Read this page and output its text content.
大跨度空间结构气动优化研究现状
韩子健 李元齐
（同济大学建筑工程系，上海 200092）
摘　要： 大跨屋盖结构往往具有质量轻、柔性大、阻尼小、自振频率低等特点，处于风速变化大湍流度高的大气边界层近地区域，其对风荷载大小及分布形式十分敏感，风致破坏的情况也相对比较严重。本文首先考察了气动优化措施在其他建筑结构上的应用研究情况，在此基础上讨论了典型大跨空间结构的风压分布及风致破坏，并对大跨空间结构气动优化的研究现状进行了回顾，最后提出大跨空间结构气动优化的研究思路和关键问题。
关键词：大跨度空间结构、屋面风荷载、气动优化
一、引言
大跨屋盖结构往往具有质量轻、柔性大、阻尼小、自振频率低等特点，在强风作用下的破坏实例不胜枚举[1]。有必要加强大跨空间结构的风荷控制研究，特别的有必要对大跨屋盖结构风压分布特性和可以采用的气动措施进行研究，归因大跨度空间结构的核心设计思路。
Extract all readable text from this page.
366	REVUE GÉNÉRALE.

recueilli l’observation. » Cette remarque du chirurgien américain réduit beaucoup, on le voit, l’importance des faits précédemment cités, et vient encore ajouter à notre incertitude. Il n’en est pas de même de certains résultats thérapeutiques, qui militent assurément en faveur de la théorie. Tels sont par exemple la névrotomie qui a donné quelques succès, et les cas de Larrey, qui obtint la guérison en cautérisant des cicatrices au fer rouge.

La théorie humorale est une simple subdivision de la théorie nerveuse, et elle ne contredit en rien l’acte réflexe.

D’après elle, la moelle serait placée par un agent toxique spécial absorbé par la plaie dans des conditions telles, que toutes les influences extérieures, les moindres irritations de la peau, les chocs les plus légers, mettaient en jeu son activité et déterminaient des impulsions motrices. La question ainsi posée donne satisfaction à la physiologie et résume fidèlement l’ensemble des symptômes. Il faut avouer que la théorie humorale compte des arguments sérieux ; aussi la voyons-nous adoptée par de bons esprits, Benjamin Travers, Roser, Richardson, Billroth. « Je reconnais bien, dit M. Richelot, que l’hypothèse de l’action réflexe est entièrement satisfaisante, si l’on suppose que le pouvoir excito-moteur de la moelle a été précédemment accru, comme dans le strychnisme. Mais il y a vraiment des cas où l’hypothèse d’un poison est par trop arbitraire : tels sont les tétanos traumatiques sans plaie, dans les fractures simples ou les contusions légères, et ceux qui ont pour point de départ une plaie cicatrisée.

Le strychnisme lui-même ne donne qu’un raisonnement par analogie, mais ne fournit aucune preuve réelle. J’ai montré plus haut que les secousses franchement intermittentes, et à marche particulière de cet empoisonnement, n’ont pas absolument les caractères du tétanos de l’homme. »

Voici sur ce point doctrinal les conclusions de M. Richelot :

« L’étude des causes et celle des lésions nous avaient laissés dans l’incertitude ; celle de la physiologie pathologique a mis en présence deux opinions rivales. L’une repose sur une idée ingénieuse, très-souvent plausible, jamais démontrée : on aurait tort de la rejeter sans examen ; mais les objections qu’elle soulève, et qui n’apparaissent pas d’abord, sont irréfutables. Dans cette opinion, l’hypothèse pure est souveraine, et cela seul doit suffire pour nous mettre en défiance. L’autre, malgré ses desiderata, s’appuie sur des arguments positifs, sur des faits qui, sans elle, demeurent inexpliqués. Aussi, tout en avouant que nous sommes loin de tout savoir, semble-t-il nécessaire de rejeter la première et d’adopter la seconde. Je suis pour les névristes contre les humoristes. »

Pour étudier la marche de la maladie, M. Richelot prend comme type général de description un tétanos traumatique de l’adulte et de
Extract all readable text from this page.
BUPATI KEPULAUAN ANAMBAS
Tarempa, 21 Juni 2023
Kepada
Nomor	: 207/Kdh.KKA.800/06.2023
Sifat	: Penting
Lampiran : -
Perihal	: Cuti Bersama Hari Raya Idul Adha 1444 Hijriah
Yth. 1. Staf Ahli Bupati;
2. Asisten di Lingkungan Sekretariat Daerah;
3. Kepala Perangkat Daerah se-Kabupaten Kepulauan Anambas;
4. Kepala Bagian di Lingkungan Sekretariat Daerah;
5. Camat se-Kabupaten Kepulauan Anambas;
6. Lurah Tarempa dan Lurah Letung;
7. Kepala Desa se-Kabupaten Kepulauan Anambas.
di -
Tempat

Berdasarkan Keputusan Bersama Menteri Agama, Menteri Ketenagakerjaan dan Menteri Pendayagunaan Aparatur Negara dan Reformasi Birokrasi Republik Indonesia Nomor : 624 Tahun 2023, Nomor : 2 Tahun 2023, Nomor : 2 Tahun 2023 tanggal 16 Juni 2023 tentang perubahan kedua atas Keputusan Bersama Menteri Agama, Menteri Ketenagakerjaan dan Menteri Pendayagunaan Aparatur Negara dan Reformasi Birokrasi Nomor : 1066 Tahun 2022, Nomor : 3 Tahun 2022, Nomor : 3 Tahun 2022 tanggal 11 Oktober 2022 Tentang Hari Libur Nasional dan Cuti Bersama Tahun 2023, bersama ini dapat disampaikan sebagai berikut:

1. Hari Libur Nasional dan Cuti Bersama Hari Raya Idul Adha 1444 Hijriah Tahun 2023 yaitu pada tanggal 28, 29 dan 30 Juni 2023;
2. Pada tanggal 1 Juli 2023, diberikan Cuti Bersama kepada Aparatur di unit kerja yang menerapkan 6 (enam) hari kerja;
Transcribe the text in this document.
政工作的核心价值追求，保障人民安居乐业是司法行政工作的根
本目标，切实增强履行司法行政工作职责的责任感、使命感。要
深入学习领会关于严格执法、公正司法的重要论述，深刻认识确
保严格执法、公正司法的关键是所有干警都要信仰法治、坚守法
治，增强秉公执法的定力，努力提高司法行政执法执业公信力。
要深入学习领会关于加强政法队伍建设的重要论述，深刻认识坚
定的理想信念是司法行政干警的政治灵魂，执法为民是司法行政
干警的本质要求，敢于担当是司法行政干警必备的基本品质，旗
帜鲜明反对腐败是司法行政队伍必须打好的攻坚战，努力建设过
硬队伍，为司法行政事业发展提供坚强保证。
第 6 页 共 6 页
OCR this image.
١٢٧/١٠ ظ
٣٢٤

○ ○ ○ ○

Problem statement | Determine how many lines of the material include the string "Daerah". Output only that count.

Full output | 3